> WHAT IS EXPECTED
Give a verbatim copy of the lines below, minus the pictures.

> PROVIDED RECORDS
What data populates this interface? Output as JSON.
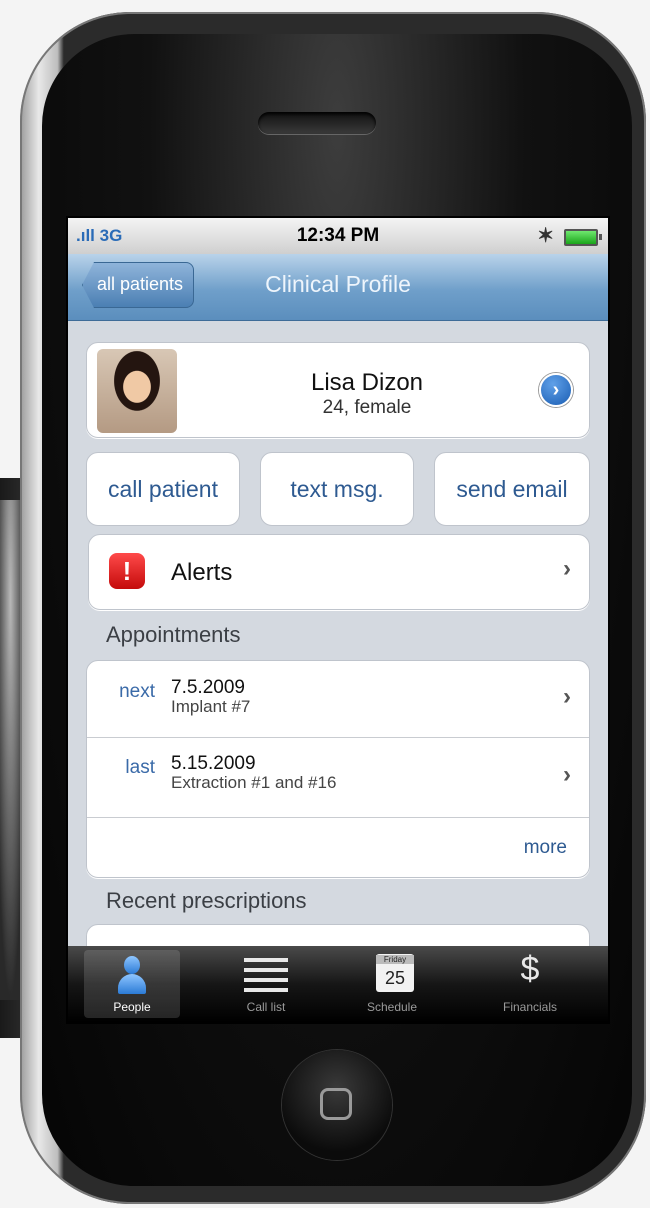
{
  "status_bar": {
    "signal": ".ıll 3G",
    "time": "12:34 PM",
    "bluetooth_icon": "bluetooth-icon",
    "battery_icon": "battery-icon"
  },
  "nav": {
    "back_label": "all patients",
    "title": "Clinical Profile"
  },
  "patient": {
    "name": "Lisa Dizon",
    "info": "24, female",
    "detail_icon": "›"
  },
  "actions": [
    "call patient",
    "text msg.",
    "send email"
  ],
  "alerts": {
    "icon": "!",
    "label": "Alerts",
    "chevron": "›"
  },
  "appointments": {
    "header": "Appointments",
    "rows": [
      {
        "kind": "next",
        "date": "7.5.2009",
        "desc": "Implant #7",
        "chevron": "›"
      },
      {
        "kind": "last",
        "date": "5.15.2009",
        "desc": "Extraction #1 and #16",
        "chevron": "›"
      }
    ],
    "more": "more"
  },
  "prescriptions": {
    "header": "Recent prescriptions"
  },
  "tab_bar": {
    "tabs": [
      {
        "label": "People",
        "icon": "people-icon",
        "active": true
      },
      {
        "label": "Call list",
        "icon": "list-icon",
        "active": false
      },
      {
        "label": "Schedule",
        "icon": "calendar-icon",
        "active": false,
        "cal_day": "Friday",
        "cal_date": "25"
      },
      {
        "label": "Financials",
        "icon": "dollar-icon",
        "active": false,
        "glyph": "$"
      }
    ]
  },
  "colors": {
    "nav_blue": "#6f9fca",
    "link_blue": "#2e5a91",
    "alert_red": "#c40b0b"
  }
}
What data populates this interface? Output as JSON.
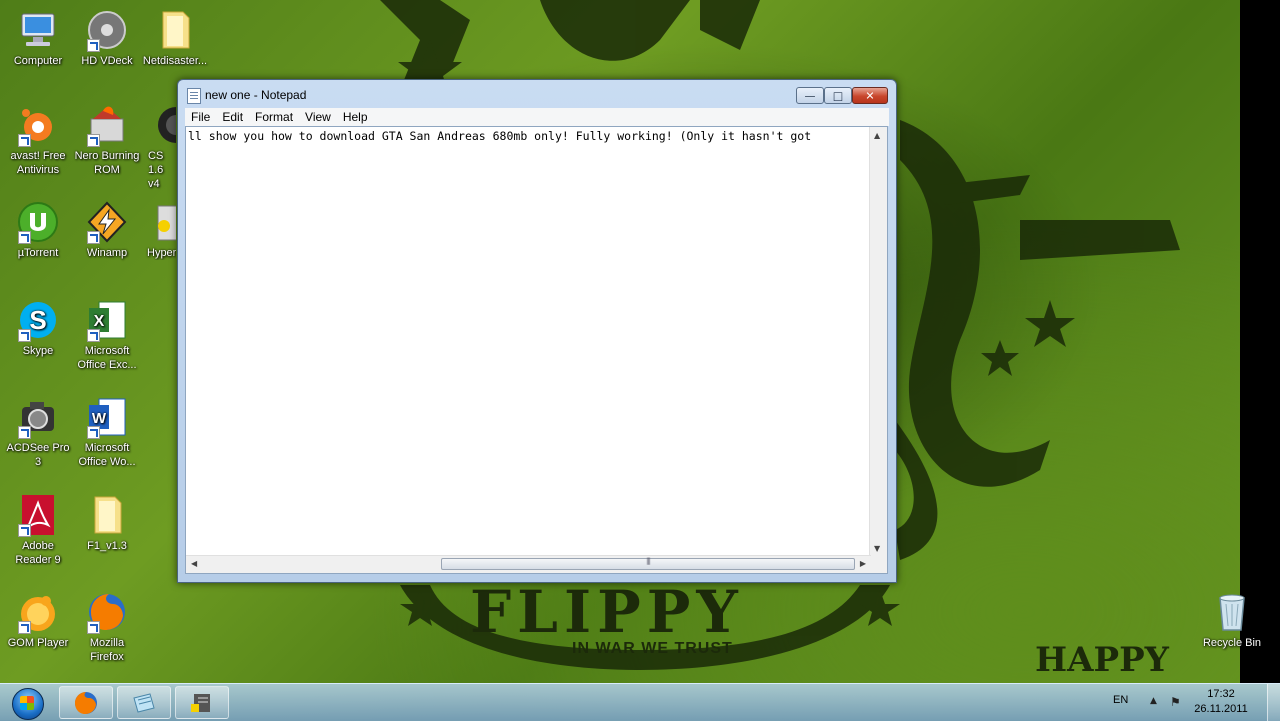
{
  "desktop": {
    "icons": [
      {
        "label": "Computer",
        "icon": "computer-icon"
      },
      {
        "label": "HD VDeck",
        "icon": "hd-vdeck-icon"
      },
      {
        "label": "Netdisaster...",
        "icon": "folder-icon"
      },
      {
        "label": "avast! Free Antivirus",
        "icon": "avast-icon"
      },
      {
        "label": "Nero Burning ROM",
        "icon": "nero-icon"
      },
      {
        "label": "CS 1.6 v4",
        "icon": "counter-strike-icon"
      },
      {
        "label": "µTorrent",
        "icon": "utorrent-icon"
      },
      {
        "label": "Winamp",
        "icon": "winamp-icon"
      },
      {
        "label": "Hyper",
        "icon": "hyper-icon"
      },
      {
        "label": "Skype",
        "icon": "skype-icon"
      },
      {
        "label": "Microsoft Office Exc...",
        "icon": "excel-icon"
      },
      {
        "label": "ACDSee Pro 3",
        "icon": "acdsee-icon"
      },
      {
        "label": "Microsoft Office Wo...",
        "icon": "word-icon"
      },
      {
        "label": "Adobe Reader 9",
        "icon": "adobe-reader-icon"
      },
      {
        "label": "F1_v1.3",
        "icon": "folder-icon"
      },
      {
        "label": "GOM Player",
        "icon": "gom-player-icon"
      },
      {
        "label": "Mozilla Firefox",
        "icon": "firefox-icon"
      },
      {
        "label": "Recycle Bin",
        "icon": "recycle-bin-icon"
      }
    ],
    "wallpaper": {
      "headline": "FLIPPY",
      "tagline": "IN WAR WE TRUST",
      "corner_text": "HAPPY"
    }
  },
  "notepad": {
    "title": "new one - Notepad",
    "menu": [
      "File",
      "Edit",
      "Format",
      "View",
      "Help"
    ],
    "content": "ll show you how to download GTA San Andreas 680mb only! Fully working! (Only it hasn't got",
    "buttons": {
      "minimize": "—",
      "maximize": "□",
      "close": "✕"
    }
  },
  "taskbar": {
    "apps": [
      "firefox-icon",
      "notepad-icon",
      "counter-strike-icon"
    ],
    "language": "EN",
    "time": "17:32",
    "date": "26.11.2011"
  },
  "colors": {
    "wallpaper_green": "#5f8e1c",
    "taskbar": "#9fc2e0",
    "close_red": "#c8462c"
  }
}
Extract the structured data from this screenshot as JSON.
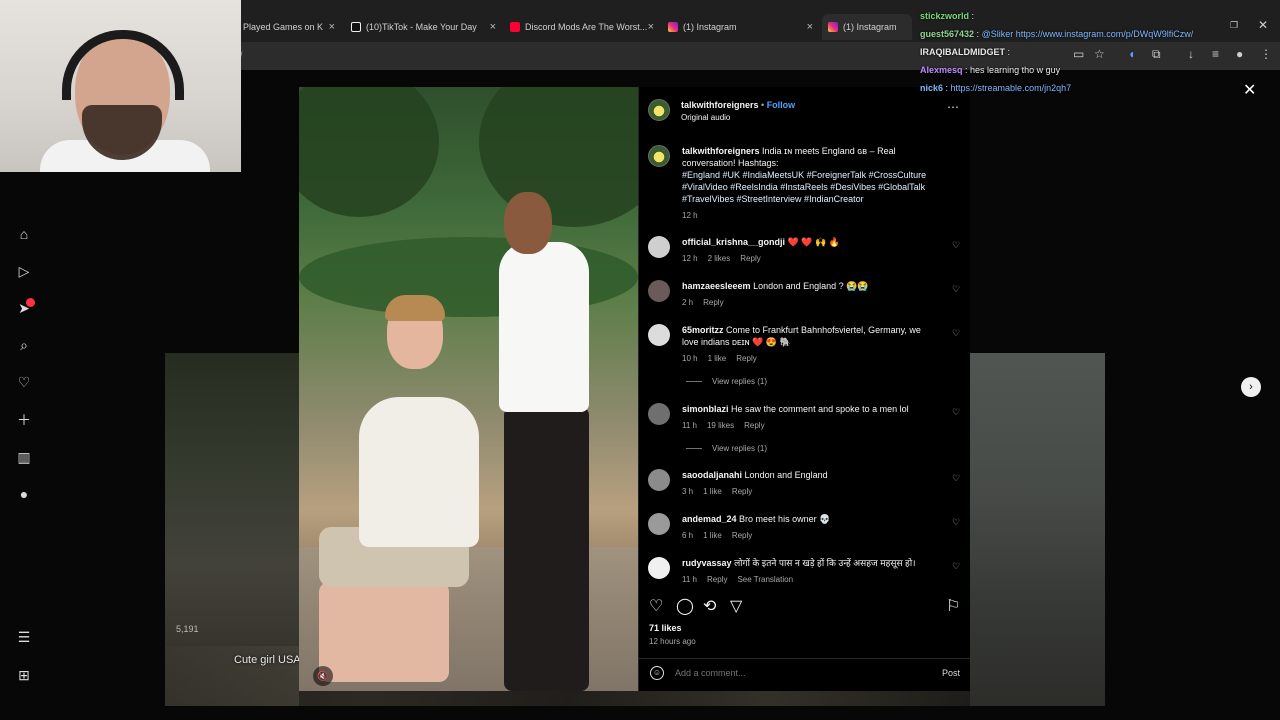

> OUTPUT OF THE TASK
What data populates this interface? Output as JSON.
{
  "status_bar": {
    "signal": ".ıll 3G",
    "time": "12:34 PM",
    "bluetooth_icon": "bluetooth-icon",
    "battery_icon": "battery-icon"
  },
  "nav": {
    "back_label": "all patients",
    "title": "Clinical Profile"
  },
  "patient": {
    "name": "Lisa Dizon",
    "info": "24, female",
    "detail_icon": "›"
  },
  "actions": [
    "call patient",
    "text msg.",
    "send email"
  ],
  "alerts": {
    "icon": "!",
    "label": "Alerts",
    "chevron": "›"
  },
  "appointments": {
    "header": "Appointments",
    "rows": [
      {
        "kind": "next",
        "date": "7.5.2009",
        "desc": "Implant #7",
        "chevron": "›"
      },
      {
        "kind": "last",
        "date": "5.15.2009",
        "desc": "Extraction #1 and #16",
        "chevron": "›"
      }
    ],
    "more": "more"
  },
  "prescriptions": {
    "header": "Recent prescriptions"
  },
  "tab_bar": {
    "tabs": [
      {
        "label": "People",
        "icon": "people-icon",
        "active": true
      },
      {
        "label": "Call list",
        "icon": "list-icon",
        "active": false
      },
      {
        "label": "Schedule",
        "icon": "calendar-icon",
        "active": false,
        "cal_day": "Friday",
        "cal_date": "25"
      },
      {
        "label": "Financials",
        "icon": "dollar-icon",
        "active": false,
        "glyph": "$"
      }
    ]
  },
  "colors": {
    "nav_blue": "#6f9fca",
    "link_blue": "#2e5a91",
    "alert_red": "#c40b0b"
  }
}
What data populates this interface? Output as JSON.
{
  "desktop": {
    "icons": [
      {
        "label": "Computer",
        "icon": "computer-icon"
      },
      {
        "label": "HD VDeck",
        "icon": "hd-vdeck-icon"
      },
      {
        "label": "Netdisaster...",
        "icon": "folder-icon"
      },
      {
        "label": "avast! Free Antivirus",
        "icon": "avast-icon"
      },
      {
        "label": "Nero Burning ROM",
        "icon": "nero-icon"
      },
      {
        "label": "CS 1.6 v4",
        "icon": "counter-strike-icon"
      },
      {
        "label": "µTorrent",
        "icon": "utorrent-icon"
      },
      {
        "label": "Winamp",
        "icon": "winamp-icon"
      },
      {
        "label": "Hyper",
        "icon": "hyper-icon"
      },
      {
        "label": "Skype",
        "icon": "skype-icon"
      },
      {
        "label": "Microsoft Office Exc...",
        "icon": "excel-icon"
      },
      {
        "label": "ACDSee Pro 3",
        "icon": "acdsee-icon"
      },
      {
        "label": "Microsoft Office Wo...",
        "icon": "word-icon"
      },
      {
        "label": "Adobe Reader 9",
        "icon": "adobe-reader-icon"
      },
      {
        "label": "F1_v1.3",
        "icon": "folder-icon"
      },
      {
        "label": "GOM Player",
        "icon": "gom-player-icon"
      },
      {
        "label": "Mozilla Firefox",
        "icon": "firefox-icon"
      },
      {
        "label": "Recycle Bin",
        "icon": "recycle-bin-icon"
      }
    ],
    "wallpaper": {
      "headline": "FLIPPY",
      "tagline": "IN WAR WE TRUST",
      "corner_text": "HAPPY"
    }
  },
  "notepad": {
    "title": "new one - Notepad",
    "menu": [
      "File",
      "Edit",
      "Format",
      "View",
      "Help"
    ],
    "content": "ll show you how to download GTA San Andreas 680mb only! Fully working! (Only it hasn't got",
    "buttons": {
      "minimize": "—",
      "maximize": "□",
      "close": "✕"
    }
  },
  "taskbar": {
    "apps": [
      "firefox-icon",
      "notepad-icon",
      "counter-strike-icon"
    ],
    "language": "EN",
    "time": "17:32",
    "date": "26.11.2011"
  },
  "colors": {
    "wallpaper_green": "#5f8e1c",
    "taskbar": "#9fc2e0",
    "close_red": "#c8462c"
  }
}
Extract the structured data from this screenshot as JSON.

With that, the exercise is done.